MATERIAL FOR THE TASK:
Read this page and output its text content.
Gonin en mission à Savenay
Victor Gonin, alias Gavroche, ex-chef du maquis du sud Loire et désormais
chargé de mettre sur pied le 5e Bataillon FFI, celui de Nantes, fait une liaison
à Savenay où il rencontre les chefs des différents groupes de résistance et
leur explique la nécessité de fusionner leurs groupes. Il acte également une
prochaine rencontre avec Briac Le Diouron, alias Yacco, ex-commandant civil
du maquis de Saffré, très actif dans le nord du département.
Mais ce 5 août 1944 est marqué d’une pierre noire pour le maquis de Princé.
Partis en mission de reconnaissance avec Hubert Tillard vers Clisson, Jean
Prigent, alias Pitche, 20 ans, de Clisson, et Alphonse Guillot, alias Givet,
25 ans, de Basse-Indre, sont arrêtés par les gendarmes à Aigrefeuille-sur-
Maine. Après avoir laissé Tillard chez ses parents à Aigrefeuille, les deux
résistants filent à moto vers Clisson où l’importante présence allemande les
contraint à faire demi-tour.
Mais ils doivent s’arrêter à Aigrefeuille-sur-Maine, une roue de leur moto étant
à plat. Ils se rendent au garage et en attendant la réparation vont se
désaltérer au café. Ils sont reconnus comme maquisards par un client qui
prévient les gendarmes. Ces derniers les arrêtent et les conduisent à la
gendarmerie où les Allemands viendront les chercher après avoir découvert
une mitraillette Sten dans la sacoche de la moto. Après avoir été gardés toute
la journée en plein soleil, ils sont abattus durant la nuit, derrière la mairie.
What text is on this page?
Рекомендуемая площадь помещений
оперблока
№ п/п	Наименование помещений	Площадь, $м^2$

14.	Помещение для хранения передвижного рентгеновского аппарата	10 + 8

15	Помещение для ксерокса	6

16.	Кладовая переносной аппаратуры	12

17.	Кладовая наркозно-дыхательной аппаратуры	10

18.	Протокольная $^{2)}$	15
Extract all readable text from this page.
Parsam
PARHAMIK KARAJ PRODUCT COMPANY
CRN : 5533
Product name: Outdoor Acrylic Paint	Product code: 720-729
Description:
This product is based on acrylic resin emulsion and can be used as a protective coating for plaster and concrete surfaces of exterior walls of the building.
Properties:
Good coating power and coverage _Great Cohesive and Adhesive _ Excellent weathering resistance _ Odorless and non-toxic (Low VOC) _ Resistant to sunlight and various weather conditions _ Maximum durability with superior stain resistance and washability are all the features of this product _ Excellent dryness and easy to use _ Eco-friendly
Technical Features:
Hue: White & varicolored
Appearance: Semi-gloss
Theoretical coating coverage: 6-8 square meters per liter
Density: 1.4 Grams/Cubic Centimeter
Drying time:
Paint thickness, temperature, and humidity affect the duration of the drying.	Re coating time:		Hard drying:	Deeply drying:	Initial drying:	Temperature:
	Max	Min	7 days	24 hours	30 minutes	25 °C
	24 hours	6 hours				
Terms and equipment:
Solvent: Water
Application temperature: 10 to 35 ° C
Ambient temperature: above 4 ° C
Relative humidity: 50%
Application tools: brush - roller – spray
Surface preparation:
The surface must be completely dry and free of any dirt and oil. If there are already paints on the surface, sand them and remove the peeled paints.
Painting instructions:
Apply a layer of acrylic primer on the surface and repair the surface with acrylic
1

AIM OF THE TASK: Repeat all of the records above exactly as written.

CORRECT OUTPUT:
Read this page and output its text content.
Gonin en mission à Savenay
Victor Gonin, alias Gavroche, ex-chef du maquis du sud Loire et désormais
chargé de mettre sur pied le 5e Bataillon FFI, celui de Nantes, fait une liaison
à Savenay où il rencontre les chefs des différents groupes de résistance et
leur explique la nécessité de fusionner leurs groupes. Il acte également une
prochaine rencontre avec Briac Le Diouron, alias Yacco, ex-commandant civil
du maquis de Saffré, très actif dans le nord du département.
Mais ce 5 août 1944 est marqué d’une pierre noire pour le maquis de Princé.
Partis en mission de reconnaissance avec Hubert Tillard vers Clisson, Jean
Prigent, alias Pitche, 20 ans, de Clisson, et Alphonse Guillot, alias Givet,
25 ans, de Basse-Indre, sont arrêtés par les gendarmes à Aigrefeuille-sur-
Maine. Après avoir laissé Tillard chez ses parents à Aigrefeuille, les deux
résistants filent à moto vers Clisson où l’importante présence allemande les
contraint à faire demi-tour.
Mais ils doivent s’arrêter à Aigrefeuille-sur-Maine, une roue de leur moto étant
à plat. Ils se rendent au garage et en attendant la réparation vont se
désaltérer au café. Ils sont reconnus comme maquisards par un client qui
prévient les gendarmes. Ces derniers les arrêtent et les conduisent à la
gendarmerie où les Allemands viendront les chercher après avoir découvert
une mitraillette Sten dans la sacoche de la moto. Après avoir été gardés toute
la journée en plein soleil, ils sont abattus durant la nuit, derrière la mairie.
What text is on this page?
Рекомендуемая площадь помещений
оперблока
№ п/п	Наименование помещений	Площадь, $м^2$

14.	Помещение для хранения передвижного рентгеновского аппарата	10 + 8

15	Помещение для ксерокса	6

16.	Кладовая переносной аппаратуры	12

17.	Кладовая наркозно-дыхательной аппаратуры	10

18.	Протокольная $^{2)}$	15
Extract all readable text from this page.
Parsam
PARHAMIK KARAJ PRODUCT COMPANY
CRN : 5533
Product name: Outdoor Acrylic Paint	Product code: 720-729
Description:
This product is based on acrylic resin emulsion and can be used as a protective coating for plaster and concrete surfaces of exterior walls of the building.
Properties:
Good coating power and coverage _Great Cohesive and Adhesive _ Excellent weathering resistance _ Odorless and non-toxic (Low VOC) _ Resistant to sunlight and various weather conditions _ Maximum durability with superior stain resistance and washability are all the features of this product _ Excellent dryness and easy to use _ Eco-friendly
Technical Features:
Hue: White & varicolored
Appearance: Semi-gloss
Theoretical coating coverage: 6-8 square meters per liter
Density: 1.4 Grams/Cubic Centimeter
Drying time:
Paint thickness, temperature, and humidity affect the duration of the drying.	Re coating time:		Hard drying:	Deeply drying:	Initial drying:	Temperature:
	Max	Min	7 days	24 hours	30 minutes	25 °C
	24 hours	6 hours				
Terms and equipment:
Solvent: Water
Application temperature: 10 to 35 ° C
Ambient temperature: above 4 ° C
Relative humidity: 50%
Application tools: brush - roller – spray
Surface preparation:
The surface must be completely dry and free of any dirt and oil. If there are already paints on the surface, sand them and remove the peeled paints.
Painting instructions:
Apply a layer of acrylic primer on the surface and repair the surface with acrylic
1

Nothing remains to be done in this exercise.